_DOCUMENT SECTION_
The Third Party Action – Liability to the Barthe Estate
[408] So too must the Bank’s third party claim against Wadden for the Barthe Estate be struck.
[409] A closer look at the pleadings in the Bank’s third party claim against Wadden in the Barthe action reveals that the pleadings are worded almost identically. The Bank’s pleadings state as follows:
26 In their claim in this action, Barthe and Ristow have alleged that there was wrongdoing on the part of NBFL and Clarke, and that NBFL is liable to them on the basis of direct and vicarious liability. In the event that NBFL is found liable to Barthe and/or Ristow (which is denied), NBFL says that the losses were caused by a conspiracy on the part of Barthe, Ristow and the third party defendants. NBFL has counterclaimed against Barthe and Ristow, and hereby claims over against the third party defendants.
27 With respect to the
third party defendants, Potter, Starr’s Point, Gramm, 230 NSL, 828 NSL,
Richter, Snow, Meg Research, 748 NSL, Wadden, Courtney, Schelew, Colpitts,
SMSS, Clarke and 540 NSL, NBFL adopts in the within action the allegations of
NBFL in its Second third amended statement of claim in NBFL v. Potter
et al., SH 206439, which is attached hereto as Appendix B1
* * *
30 On the basis of the allegations of the above-referenced pleadings, NBFL claims indemnity and contribution as against the third party defendants for any damages awarded to Barthe and Ristow in the within action.

_REQUIRED WORK_
**a.** From the excerpt on the Bank's third party claim for the Barthe Estate, copy the passage that begins at the words "27 With respect" and stops after the words "the within action.".
**b.** Answer these questions using the excerpt on the Bank's third party claim for the Barthe Estate:
(i) Against whom must the Bank's third party claim for the Barthe Estate be struck?
(ii) Which two parties alleged wrongdoing on the part of NBFL and Clarke?
(iii) What does NBFL claim against the third party defendants in paragraph 30?
**c.** Pick up the excerpt on the Bank's third party claim for the Barthe Estate from where it stops, and continue it.

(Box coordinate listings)
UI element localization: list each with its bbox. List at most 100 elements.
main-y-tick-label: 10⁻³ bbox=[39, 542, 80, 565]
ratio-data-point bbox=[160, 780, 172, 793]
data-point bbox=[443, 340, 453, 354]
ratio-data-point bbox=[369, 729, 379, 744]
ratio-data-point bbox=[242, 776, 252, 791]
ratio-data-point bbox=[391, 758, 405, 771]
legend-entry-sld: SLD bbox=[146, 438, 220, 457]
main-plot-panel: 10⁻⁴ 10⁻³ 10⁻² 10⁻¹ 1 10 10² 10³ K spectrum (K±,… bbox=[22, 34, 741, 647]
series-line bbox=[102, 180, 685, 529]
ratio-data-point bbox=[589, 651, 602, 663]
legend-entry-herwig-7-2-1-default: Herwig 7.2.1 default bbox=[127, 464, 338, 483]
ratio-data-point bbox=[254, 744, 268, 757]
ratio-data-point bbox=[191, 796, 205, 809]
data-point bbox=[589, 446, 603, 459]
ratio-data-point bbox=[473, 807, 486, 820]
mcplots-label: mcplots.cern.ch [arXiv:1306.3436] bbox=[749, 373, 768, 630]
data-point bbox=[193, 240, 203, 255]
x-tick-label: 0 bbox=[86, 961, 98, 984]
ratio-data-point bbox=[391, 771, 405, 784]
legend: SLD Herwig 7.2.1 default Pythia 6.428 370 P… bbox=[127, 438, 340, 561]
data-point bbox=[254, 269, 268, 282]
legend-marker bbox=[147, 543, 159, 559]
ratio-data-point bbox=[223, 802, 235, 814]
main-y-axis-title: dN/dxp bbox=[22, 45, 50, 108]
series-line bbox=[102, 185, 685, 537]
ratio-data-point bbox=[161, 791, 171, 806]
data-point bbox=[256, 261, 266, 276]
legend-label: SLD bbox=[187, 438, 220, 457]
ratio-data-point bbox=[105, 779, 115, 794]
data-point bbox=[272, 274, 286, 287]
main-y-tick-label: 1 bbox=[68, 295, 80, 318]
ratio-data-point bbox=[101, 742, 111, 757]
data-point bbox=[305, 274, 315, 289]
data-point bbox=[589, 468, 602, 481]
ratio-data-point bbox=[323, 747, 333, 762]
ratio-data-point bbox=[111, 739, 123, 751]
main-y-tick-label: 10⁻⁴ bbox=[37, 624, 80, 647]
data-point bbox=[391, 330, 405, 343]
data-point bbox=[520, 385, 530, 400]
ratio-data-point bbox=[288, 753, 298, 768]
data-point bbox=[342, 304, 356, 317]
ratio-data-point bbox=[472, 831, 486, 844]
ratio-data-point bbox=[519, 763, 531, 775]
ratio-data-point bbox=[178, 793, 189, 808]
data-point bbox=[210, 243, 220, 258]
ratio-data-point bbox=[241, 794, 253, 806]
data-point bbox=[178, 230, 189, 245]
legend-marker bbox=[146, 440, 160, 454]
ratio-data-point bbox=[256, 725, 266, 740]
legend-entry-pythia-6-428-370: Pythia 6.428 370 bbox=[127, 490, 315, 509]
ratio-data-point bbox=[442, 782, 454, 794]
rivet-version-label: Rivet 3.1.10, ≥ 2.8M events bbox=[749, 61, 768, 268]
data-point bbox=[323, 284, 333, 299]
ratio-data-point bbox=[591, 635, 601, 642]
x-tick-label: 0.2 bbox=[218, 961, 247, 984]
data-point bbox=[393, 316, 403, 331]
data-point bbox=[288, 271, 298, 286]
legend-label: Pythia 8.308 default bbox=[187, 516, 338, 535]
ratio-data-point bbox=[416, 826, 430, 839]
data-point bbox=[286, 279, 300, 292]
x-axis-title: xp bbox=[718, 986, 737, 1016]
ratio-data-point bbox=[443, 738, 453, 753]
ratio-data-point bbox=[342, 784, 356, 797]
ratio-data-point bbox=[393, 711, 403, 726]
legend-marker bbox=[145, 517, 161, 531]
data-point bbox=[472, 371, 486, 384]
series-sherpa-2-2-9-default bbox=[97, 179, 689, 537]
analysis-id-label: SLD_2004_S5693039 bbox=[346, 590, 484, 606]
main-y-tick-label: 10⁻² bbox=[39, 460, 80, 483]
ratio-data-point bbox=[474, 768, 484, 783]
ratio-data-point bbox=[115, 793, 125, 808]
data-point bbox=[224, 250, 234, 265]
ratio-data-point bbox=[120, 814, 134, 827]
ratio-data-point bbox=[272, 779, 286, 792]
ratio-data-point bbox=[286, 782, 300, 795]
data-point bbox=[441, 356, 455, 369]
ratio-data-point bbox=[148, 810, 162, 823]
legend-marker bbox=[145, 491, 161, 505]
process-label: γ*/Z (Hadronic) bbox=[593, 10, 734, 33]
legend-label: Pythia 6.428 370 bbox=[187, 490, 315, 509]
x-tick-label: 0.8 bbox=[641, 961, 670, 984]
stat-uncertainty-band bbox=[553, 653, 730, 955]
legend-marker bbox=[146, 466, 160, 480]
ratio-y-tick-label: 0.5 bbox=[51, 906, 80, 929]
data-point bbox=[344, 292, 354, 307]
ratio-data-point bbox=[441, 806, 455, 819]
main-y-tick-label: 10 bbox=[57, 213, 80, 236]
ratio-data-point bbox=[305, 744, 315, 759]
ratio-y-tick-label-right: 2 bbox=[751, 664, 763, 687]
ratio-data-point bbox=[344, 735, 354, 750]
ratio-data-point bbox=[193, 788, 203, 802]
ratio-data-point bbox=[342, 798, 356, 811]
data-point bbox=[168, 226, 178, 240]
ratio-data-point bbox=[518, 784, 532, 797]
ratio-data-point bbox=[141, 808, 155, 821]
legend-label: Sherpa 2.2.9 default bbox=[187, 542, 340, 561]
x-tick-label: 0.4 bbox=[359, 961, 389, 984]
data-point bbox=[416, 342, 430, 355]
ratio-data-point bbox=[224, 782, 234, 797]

_ANSWERS_
**a.**
27 With respect to the
third party defendants, Potter, Starr’s Point, Gramm, 230 NSL, 828 NSL,
Richter, Snow, Meg Research, 748 NSL, Wadden, Courtney, Schelew, Colpitts,
SMSS, Clarke and 540 NSL, NBFL adopts in the within action the allegations of
NBFL in its Second third amended statement of claim in NBFL v. Potter
et al., SH 206439, which is attached hereto as Appendix B1
* * *
30 On the basis of the allegations of the above-referenced pleadings, NBFL claims indemnity and contribution as against the third party defendants for any damages awarded to Barthe and Ristow in the within action.

**b.**
(i) Wadden
(ii) Barthe and Ristow
(iii) Indemnity and contribution for any damages awarded to Barthe and Ristow in the action

**c.**
[410] In my opinion, Wadden cannot be liable to Barthe for the same reasons. If the Main action is dismissed, there is nothing else that can ground Wadden’s liability. Given that the third party claim is based entirely on a conspiracy, this third party claim should have been dismissed because Wadden has not been proven in law to be part of a conspiracy. In addition, causation remains an open question with respect to the Barthe Estate; it is not at all clear that Barthe’s losses were caused but for Wadden’s inaction.
[411] I must now consider the impact of all of this upon Wadden’s counterclaims.
Wadden’s Counterclaims
[412] Wadden filed two counterclaims. The Bank filed the Debt action against Wadden in September 2001 and he counterclaimed in October 2001. The Bank defended this claim in September 2002.
[413] The Bank filed the Main action against Wadden in August 2003 and he filed another counterclaim against the Bank in November 2003. The Bank defended this claim in March 2007.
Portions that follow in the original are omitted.